§ TASKS TO PERFORM:
[a] Swap "graphics" for "visuals" in the forum thread passage that starts with "I can't imagine" and ends with "Mexi (Sep 24, 2010)", and write out that passage.
[b] Extend the forum thread about the upcoming Irrational Games title beyond its final line.

TEXT SEGMENT start

Irrational Games > *

I dread to think what in-game graphics will be like in 10 years time 

Mind you, this game doesn't come out for another 2 years so that's already 20% of aforementioned time 

I can do maths


----------



## Prydogga (Sep 24, 2010)

I can't imagine next gen graphics, it'll be insane, but the strain on the current gen is showing.

This looks freaking amazing, but that did seem like a hugely scripted gameplay, alot of stuff happening, should be interesting, or a bit too different, either way, I'm sure it'll be a top notch 'sequel'


----------



## Mexi (Sep 24, 2010)

we've come a long way since the days of wolfenstein 3D and DOOM (both of which I played vigorously when they came out)


----------



## Jontain (Sep 24, 2010)

saw this the other day and thought it was really cool that they have taken the story away from Rapture, not that rapture wasnt an amazing game setting which had some really potent story and atmosphere to it, just after Bioshock 2 I think its good they looked for other ideas within this insane world!


----------



## Origin (Sep 24, 2010)

I never played 2 because it just looked like more of the same, and frankly the first was draining enough claustrophobia and monotony-wise. When I saw this all I could think of was if Dark Cloud 2 got down to business instead of screwing around with that whole not-just-killing-a-lot-of-people thing that games do sometimes. Looks good


----------



## Furtive Glance (Sep 24, 2010)

Wow!


----------



## vampiregenocide (Sep 24, 2010)

Scar Symmetry said:


> Irrational Games > *
> 
> I dread to think what in-game graphics will be like in 10 years time
> 
> ...

TEXT SEGMENT end
RECORDED DATA start

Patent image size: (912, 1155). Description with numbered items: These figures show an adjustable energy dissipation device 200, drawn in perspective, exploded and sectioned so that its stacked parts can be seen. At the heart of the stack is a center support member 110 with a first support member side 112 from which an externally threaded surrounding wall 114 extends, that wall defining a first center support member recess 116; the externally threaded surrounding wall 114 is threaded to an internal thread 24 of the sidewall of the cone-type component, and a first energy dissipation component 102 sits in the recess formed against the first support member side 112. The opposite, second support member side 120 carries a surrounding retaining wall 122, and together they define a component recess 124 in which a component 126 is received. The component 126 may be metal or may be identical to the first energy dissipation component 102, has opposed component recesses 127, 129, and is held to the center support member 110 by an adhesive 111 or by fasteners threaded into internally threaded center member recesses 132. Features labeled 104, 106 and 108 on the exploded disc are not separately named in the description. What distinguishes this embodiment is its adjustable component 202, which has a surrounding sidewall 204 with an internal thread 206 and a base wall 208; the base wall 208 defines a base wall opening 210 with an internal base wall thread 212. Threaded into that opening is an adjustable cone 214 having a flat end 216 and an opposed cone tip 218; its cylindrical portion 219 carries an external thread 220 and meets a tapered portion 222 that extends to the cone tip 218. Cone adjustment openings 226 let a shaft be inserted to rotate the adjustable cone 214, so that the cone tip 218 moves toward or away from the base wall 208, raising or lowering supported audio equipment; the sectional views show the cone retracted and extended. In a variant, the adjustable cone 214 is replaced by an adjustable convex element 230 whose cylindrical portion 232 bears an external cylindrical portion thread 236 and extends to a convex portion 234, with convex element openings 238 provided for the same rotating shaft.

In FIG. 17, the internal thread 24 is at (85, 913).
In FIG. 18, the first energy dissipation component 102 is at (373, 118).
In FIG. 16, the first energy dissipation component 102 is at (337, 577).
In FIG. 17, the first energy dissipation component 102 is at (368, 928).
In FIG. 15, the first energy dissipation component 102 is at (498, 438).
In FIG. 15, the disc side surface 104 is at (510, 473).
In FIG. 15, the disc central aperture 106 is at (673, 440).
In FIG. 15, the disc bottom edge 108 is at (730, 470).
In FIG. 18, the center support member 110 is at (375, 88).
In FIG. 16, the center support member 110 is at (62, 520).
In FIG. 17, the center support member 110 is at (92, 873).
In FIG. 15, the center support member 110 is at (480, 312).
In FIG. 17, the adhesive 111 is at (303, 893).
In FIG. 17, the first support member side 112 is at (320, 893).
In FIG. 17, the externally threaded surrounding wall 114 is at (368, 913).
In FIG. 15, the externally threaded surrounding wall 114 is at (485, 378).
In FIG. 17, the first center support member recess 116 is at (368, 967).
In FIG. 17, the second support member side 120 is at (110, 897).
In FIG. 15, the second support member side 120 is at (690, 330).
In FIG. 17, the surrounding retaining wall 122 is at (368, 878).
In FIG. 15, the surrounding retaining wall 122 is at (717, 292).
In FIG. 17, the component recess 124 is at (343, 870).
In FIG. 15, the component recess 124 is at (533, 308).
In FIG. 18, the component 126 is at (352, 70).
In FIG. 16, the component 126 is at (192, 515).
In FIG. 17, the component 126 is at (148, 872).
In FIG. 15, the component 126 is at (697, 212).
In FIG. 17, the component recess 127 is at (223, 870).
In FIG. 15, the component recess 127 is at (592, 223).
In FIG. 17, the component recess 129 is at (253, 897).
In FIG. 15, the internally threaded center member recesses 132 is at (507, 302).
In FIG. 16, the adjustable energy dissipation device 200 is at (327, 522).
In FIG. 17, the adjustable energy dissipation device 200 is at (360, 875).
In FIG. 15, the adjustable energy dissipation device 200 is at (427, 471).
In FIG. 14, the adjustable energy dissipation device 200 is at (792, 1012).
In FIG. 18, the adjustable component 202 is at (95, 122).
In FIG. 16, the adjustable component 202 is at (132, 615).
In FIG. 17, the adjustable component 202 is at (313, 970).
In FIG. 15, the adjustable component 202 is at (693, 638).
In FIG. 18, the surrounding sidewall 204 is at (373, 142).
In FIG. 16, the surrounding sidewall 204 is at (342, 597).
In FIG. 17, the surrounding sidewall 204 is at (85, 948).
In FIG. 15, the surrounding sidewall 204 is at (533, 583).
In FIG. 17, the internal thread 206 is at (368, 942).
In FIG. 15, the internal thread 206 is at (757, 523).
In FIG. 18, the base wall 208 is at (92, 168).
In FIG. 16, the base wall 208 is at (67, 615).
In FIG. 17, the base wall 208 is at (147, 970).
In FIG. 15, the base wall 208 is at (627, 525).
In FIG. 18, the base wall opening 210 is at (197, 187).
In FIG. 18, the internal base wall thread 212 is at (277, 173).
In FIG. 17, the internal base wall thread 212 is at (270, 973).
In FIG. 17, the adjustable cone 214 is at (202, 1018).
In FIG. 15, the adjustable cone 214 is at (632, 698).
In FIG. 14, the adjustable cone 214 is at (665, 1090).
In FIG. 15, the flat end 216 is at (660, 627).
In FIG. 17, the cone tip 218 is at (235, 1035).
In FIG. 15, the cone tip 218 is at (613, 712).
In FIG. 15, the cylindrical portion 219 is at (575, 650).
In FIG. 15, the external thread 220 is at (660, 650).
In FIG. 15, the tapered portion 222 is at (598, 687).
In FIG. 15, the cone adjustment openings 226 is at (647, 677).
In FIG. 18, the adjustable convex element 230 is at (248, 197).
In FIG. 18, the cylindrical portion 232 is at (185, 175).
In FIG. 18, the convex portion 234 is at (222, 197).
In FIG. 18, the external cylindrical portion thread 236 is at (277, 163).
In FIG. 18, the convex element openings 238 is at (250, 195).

RECORDED DATA end

§ ANSWERS TO THE EXERCISES:
[a]
I can't imagine next gen visuals, it'll be insane, but the strain on the current gen is showing.

This looks freaking amazing, but that did seem like a hugely scripted gameplay, alot of stuff happening, should be interesting, or a bit too different, either way, I'm sure it'll be a top notch 'sequel'


----------



## Mexi (Sep 24, 2010)

[b]
 
They reckon the PS3 has the potential to do graphics near on-par with the CGI in Lord Of The Rings, it just doesn't have the processing power to cope with it, as is often the case.


----------



## Scar Symmetry (May 24, 2011)

BioShock Infinite preview: Tears in the Sky-line | Joystiq

E3 2011: BioShock Infinite -- Beware the Songbird

This game is going to be better than Bioshock, I'm sure of it.


----------



## Rock4ever (May 24, 2011)

Imo, the 1st one seemed too hard. Too often I'd f up an event or encounter while blowing all my ammo while getting myself killed, and have to do it all over again without the ammo I had. I really don't understand design decisions like that.


----------



## Kryss (May 25, 2011)

holy crap. that is insanely awesome looking. my prediction this game sells like mad crazy after seeing that.


----------



## The Reverend (May 25, 2011)

I'm playing this game straight-through. Nothing will stop me. I'm going to buy some fucking adult diapers, and I'm going to put my microwave in my room, with Hot Pockets stacked on top, and a few 2 liters of Pepsi, and I'm going to play through this game in one sitting.

To me, Bioshock is about two things: The themes, and the mood. If they can nail the that foreboding feeling you had in Bioshock when you were exploring the city, but in such a seemingly cheery setting, they'll accomplish something that no games and (to my knowledge) no movies have done. I'm a bit concerned with the concept of having a partner, though. As we saw in RE5, even a computer-controlled partner is enough to make you feel more brave than you'd feel if you were alone. Not to mention the fact that AI partners are generally useless, too.


----------



## Scar Symmetry (May 25, 2011)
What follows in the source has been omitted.